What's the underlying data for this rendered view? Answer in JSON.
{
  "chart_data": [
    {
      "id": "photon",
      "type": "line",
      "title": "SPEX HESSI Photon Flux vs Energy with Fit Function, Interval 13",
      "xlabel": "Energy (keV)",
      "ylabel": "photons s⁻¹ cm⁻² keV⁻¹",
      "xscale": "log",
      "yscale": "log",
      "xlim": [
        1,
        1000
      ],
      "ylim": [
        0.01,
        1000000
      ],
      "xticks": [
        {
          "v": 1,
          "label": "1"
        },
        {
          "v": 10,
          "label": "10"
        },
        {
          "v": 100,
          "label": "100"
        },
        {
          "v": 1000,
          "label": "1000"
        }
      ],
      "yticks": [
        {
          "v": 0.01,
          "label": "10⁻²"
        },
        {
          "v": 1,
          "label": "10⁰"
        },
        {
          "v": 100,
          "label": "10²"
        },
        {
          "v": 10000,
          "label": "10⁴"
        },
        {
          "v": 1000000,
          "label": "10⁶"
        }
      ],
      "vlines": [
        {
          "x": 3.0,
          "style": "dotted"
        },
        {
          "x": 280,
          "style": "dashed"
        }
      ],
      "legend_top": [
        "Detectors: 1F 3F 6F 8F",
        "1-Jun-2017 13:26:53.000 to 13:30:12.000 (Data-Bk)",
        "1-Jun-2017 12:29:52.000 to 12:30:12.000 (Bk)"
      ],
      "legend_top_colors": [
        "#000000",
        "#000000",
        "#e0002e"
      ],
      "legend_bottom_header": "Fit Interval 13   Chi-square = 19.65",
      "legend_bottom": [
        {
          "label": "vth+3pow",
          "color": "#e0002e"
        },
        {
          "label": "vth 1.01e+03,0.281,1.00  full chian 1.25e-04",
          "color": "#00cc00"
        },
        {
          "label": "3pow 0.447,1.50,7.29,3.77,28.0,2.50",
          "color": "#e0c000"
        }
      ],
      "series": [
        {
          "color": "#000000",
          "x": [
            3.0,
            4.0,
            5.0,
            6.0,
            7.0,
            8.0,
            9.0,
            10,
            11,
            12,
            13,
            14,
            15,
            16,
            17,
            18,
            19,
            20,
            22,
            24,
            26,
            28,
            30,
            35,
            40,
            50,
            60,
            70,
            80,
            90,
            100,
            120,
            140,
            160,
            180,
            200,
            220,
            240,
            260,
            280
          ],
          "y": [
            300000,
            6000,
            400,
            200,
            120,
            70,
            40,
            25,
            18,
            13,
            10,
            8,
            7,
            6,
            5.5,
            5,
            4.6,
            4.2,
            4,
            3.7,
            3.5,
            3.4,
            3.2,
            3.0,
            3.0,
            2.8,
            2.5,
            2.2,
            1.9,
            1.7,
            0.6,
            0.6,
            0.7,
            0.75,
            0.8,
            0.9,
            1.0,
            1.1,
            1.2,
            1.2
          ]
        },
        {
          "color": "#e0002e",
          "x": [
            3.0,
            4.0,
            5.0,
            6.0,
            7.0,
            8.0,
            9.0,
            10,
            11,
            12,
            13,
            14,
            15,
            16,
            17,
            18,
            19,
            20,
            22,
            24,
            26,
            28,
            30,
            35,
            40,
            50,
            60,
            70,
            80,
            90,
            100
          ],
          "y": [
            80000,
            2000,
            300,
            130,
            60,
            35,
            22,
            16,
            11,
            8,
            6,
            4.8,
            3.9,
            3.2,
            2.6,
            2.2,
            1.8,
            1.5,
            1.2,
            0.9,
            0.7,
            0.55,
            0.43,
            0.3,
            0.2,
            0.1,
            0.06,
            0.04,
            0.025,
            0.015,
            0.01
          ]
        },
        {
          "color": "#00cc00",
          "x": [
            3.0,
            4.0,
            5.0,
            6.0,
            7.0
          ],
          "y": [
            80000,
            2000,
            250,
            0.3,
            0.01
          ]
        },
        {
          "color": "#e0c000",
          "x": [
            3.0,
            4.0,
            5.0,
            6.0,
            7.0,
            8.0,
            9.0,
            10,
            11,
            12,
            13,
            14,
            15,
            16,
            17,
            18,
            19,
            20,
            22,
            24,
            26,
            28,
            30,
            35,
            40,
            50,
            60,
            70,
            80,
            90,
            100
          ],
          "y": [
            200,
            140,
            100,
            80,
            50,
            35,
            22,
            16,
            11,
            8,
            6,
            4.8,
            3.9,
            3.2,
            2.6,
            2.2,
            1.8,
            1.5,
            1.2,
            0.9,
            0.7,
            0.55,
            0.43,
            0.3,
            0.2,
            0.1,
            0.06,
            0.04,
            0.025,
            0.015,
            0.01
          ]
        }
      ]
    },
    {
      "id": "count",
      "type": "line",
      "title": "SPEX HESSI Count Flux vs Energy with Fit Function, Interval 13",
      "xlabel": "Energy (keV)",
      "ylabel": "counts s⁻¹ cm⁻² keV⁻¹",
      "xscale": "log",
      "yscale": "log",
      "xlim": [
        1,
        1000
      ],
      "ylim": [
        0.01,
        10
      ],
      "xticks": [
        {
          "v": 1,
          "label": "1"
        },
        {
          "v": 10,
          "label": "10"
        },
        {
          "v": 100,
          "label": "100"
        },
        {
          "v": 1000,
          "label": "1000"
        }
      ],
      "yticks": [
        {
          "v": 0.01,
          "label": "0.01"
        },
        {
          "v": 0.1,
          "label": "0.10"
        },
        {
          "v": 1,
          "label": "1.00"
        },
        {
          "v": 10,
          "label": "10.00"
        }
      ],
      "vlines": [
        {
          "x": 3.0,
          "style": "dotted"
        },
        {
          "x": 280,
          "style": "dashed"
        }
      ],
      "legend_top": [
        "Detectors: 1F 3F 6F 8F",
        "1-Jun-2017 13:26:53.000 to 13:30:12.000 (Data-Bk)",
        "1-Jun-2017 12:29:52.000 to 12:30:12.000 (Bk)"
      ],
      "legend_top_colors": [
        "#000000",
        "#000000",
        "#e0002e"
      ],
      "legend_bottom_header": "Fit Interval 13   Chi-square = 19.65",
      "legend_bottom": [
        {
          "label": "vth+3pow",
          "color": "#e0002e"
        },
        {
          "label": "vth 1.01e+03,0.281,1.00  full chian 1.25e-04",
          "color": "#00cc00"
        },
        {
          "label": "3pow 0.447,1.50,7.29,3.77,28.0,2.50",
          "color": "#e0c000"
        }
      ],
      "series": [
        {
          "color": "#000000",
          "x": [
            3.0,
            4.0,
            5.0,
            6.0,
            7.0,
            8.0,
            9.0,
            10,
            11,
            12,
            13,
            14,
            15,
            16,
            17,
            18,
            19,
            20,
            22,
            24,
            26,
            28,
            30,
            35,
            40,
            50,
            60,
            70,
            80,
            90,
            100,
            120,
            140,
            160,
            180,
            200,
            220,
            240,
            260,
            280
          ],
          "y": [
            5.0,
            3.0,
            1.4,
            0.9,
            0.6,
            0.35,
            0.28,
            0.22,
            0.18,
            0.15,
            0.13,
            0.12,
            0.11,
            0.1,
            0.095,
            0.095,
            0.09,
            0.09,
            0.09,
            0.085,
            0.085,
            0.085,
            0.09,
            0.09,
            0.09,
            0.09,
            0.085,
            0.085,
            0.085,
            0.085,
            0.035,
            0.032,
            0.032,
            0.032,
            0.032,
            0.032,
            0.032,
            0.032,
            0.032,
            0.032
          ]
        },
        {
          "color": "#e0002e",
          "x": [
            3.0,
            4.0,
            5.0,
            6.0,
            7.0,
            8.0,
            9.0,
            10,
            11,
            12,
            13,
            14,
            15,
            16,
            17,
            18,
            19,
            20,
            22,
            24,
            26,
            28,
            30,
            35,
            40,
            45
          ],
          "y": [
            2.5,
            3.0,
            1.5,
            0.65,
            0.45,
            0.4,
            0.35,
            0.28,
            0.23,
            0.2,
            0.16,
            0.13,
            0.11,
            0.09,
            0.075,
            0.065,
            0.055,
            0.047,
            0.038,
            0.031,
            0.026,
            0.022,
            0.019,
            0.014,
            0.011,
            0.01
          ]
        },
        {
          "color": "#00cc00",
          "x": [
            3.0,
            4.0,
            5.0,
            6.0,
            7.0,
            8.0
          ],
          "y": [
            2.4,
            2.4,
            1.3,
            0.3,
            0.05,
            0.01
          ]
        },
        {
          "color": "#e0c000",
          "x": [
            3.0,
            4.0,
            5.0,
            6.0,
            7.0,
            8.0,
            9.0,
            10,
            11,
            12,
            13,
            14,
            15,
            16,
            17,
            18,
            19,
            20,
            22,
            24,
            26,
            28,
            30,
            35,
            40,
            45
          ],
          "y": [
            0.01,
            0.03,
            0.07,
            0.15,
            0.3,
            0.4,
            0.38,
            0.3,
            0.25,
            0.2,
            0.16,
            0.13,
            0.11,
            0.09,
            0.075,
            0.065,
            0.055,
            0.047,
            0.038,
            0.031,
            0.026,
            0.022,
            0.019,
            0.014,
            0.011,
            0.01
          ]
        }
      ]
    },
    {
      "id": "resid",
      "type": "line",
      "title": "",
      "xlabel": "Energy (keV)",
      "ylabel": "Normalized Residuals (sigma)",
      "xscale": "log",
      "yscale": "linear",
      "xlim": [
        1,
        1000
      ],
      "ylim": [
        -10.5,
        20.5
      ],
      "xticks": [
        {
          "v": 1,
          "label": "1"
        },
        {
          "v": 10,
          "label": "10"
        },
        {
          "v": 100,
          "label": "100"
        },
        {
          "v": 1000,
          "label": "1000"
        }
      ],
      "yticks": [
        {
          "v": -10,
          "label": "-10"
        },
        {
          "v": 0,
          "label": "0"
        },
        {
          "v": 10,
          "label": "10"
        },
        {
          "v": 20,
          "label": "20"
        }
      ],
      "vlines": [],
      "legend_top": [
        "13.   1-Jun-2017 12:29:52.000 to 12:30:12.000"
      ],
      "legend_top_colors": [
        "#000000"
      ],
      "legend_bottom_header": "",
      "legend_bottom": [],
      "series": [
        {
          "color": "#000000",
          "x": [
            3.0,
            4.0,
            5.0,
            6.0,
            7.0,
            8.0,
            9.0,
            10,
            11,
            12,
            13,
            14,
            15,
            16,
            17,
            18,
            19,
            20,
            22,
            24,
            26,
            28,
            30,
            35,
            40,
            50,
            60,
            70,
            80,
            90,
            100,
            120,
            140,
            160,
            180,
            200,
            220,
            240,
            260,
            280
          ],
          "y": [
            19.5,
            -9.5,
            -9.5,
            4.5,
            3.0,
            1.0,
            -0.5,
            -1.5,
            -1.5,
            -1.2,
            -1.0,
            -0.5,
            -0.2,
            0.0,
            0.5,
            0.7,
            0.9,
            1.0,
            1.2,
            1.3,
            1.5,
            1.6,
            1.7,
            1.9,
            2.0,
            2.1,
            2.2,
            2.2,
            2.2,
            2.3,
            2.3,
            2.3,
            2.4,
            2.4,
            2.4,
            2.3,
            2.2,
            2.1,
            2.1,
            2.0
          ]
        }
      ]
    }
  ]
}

● ● ● ● ● ● ●

Copy out each line of the entries that holds "Interval".

Solution:
      "title": "SPEX HESSI Photon Flux vs Energy with Fit Function, Interval 13",
      "legend_bottom_header": "Fit Interval 13   Chi-square = 19.65",
      "title": "SPEX HESSI Count Flux vs Energy with Fit Function, Interval 13",
      "legend_bottom_header": "Fit Interval 13   Chi-square = 19.65",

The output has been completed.